Puoi riportare parola per parola il passo del testo sulla Chiesa che va da "Nell’ecclesiologia tradizionale, com’è" a "(Mc 2, 17)."?

Testo di partenza:
━━━━━━━━━━

Nell’ecclesiologia tradizionale, com’è noto, si dice che la Chiesa è uno strumento di salvezza in cui è Dio stesso ad agire. Certo, la storia, passata e presente, sembra smentire questa idea: come è possibile che una realtà santa come quella di Dio si manifesti attraverso un insieme di persone, dai vescovi ai semplici fedeli, che spesso non sono state affatto sante? Come può la Chiesa, di conseguenza, pretendere di essere uno strumento di grazia o addirittura – come ci dice san Paolo – il “corpo” stesso di Cristo? La risposta a questa domanda, che spesso preoccupa non solo i non credenti ma anche gli stessi cattolici, ce la offre Gesù nel Vangelo, quando dice: “Non sono i sani che hanno bisogno del medico, ma gli ammalati; non sono venuto a chiamare i giusti, ma i peccatori” (Mc 2, 17).

━━━━━━━━━━

Dati forniti:
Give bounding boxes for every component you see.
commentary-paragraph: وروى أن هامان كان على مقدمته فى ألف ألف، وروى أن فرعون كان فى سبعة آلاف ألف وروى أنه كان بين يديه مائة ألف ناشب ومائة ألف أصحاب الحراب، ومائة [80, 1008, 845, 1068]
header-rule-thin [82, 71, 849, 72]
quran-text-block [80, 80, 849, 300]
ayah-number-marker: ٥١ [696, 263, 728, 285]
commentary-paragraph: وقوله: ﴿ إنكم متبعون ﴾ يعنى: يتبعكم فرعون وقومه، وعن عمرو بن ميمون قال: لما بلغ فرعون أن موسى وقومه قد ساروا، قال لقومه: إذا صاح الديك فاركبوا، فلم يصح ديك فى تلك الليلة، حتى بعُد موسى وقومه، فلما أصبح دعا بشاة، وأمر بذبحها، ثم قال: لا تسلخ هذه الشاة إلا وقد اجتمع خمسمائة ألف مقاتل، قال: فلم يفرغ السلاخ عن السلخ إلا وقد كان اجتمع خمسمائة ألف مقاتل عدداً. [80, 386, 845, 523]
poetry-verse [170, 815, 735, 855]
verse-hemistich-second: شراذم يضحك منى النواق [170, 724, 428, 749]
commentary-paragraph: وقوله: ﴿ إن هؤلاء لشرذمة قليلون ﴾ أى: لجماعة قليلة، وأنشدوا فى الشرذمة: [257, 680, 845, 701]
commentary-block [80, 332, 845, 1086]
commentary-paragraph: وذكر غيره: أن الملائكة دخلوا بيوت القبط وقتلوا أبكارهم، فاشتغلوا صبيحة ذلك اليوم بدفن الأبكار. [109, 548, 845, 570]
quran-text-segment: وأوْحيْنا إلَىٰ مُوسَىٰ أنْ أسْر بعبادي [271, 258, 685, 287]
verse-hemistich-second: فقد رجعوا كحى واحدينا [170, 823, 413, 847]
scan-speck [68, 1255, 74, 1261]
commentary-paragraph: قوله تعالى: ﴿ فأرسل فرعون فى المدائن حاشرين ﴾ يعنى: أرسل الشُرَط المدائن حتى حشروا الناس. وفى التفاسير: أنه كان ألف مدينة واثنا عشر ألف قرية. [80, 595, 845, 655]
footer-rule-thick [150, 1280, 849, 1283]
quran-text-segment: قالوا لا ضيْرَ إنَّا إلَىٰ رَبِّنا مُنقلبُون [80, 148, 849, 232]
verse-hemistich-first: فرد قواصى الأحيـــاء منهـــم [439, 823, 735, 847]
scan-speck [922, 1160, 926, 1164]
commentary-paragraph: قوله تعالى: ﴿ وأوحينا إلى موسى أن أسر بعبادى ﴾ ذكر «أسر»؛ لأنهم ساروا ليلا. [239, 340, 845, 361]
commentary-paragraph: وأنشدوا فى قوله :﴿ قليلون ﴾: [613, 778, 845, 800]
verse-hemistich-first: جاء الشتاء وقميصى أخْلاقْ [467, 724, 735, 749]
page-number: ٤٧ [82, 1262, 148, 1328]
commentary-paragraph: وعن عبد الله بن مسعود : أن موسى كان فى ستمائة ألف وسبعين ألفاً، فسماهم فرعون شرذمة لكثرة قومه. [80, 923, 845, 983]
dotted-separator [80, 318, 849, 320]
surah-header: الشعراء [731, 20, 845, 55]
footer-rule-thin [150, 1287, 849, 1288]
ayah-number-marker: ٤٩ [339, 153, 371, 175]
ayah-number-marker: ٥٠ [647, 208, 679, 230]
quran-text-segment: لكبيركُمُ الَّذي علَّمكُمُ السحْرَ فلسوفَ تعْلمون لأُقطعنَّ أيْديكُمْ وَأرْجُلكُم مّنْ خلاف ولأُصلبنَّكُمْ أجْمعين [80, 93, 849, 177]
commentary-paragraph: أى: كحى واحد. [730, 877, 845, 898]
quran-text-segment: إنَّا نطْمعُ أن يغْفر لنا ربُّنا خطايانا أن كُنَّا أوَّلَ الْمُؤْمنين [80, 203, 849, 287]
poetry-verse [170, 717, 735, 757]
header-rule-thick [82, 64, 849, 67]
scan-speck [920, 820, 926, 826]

━━━━━━━━━━

La risposta:
Nell’ecclesiologia tradizionale, com’è noto, si dice che la Chiesa è uno strumento di salvezza in cui è Dio stesso ad agire. Certo, la storia, passata e presente, sembra smentire questa idea: come è possibile che una realtà santa come quella di Dio si manifesti attraverso un insieme di persone, dai vescovi ai semplici fedeli, che spesso non sono state affatto sante? Come può la Chiesa, di conseguenza, pretendere di essere uno strumento di grazia o addirittura – come ci dice san Paolo – il “corpo” stesso di Cristo? La risposta a questa domanda, che spesso preoccupa non solo i non credenti ma anche gli stessi cattolici, ce la offre Gesù nel Vangelo, quando dice: “Non sono i sani che hanno bisogno del medico, ma gli ammalati; non sono venuto a chiamare i giusti, ma i peccatori” (Mc 2, 17).